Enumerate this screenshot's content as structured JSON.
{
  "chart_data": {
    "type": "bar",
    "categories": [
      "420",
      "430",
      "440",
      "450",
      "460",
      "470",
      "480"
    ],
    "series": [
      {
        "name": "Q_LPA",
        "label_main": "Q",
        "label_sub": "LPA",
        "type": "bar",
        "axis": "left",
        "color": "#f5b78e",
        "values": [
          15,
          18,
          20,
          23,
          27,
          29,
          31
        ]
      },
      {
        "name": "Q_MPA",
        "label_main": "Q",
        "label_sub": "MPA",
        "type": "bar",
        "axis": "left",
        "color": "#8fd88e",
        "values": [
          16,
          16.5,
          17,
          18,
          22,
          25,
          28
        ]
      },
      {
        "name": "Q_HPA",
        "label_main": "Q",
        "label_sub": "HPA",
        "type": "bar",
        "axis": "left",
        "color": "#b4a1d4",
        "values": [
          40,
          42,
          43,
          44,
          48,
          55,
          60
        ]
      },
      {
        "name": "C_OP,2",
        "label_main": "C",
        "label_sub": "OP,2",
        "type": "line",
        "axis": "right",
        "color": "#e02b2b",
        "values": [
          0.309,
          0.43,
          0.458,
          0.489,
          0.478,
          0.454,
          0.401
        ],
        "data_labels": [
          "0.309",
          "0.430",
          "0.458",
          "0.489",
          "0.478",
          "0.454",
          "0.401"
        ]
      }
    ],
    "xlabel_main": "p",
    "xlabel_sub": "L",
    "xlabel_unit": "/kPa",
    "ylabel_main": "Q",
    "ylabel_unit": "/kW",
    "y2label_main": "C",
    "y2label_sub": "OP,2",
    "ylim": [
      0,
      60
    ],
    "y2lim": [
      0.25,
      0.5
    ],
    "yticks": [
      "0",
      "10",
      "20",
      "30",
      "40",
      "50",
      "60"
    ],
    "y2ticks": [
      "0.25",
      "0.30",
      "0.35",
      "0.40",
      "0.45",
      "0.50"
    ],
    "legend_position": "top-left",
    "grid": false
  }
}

++++++++

Requirement:
The listing above must be transcribed exactly, line by line.

Output of the task:
Enumerate this screenshot's content as structured JSON.
{
  "chart_data": {
    "type": "bar",
    "categories": [
      "420",
      "430",
      "440",
      "450",
      "460",
      "470",
      "480"
    ],
    "series": [
      {
        "name": "Q_LPA",
        "label_main": "Q",
        "label_sub": "LPA",
        "type": "bar",
        "axis": "left",
        "color": "#f5b78e",
        "values": [
          15,
          18,
          20,
          23,
          27,
          29,
          31
        ]
      },
      {
        "name": "Q_MPA",
        "label_main": "Q",
        "label_sub": "MPA",
        "type": "bar",
        "axis": "left",
        "color": "#8fd88e",
        "values": [
          16,
          16.5,
          17,
          18,
          22,
          25,
          28
        ]
      },
      {
        "name": "Q_HPA",
        "label_main": "Q",
        "label_sub": "HPA",
        "type": "bar",
        "axis": "left",
        "color": "#b4a1d4",
        "values": [
          40,
          42,
          43,
          44,
          48,
          55,
          60
        ]
      },
      {
        "name": "C_OP,2",
        "label_main": "C",
        "label_sub": "OP,2",
        "type": "line",
        "axis": "right",
        "color": "#e02b2b",
        "values": [
          0.309,
          0.43,
          0.458,
          0.489,
          0.478,
          0.454,
          0.401
        ],
        "data_labels": [
          "0.309",
          "0.430",
          "0.458",
          "0.489",
          "0.478",
          "0.454",
          "0.401"
        ]
      }
    ],
    "xlabel_main": "p",
    "xlabel_sub": "L",
    "xlabel_unit": "/kPa",
    "ylabel_main": "Q",
    "ylabel_unit": "/kW",
    "y2label_main": "C",
    "y2label_sub": "OP,2",
    "ylim": [
      0,
      60
    ],
    "y2lim": [
      0.25,
      0.5
    ],
    "yticks": [
      "0",
      "10",
      "20",
      "30",
      "40",
      "50",
      "60"
    ],
    "y2ticks": [
      "0.25",
      "0.30",
      "0.35",
      "0.40",
      "0.45",
      "0.50"
    ],
    "legend_position": "top-left",
    "grid": false
  }
}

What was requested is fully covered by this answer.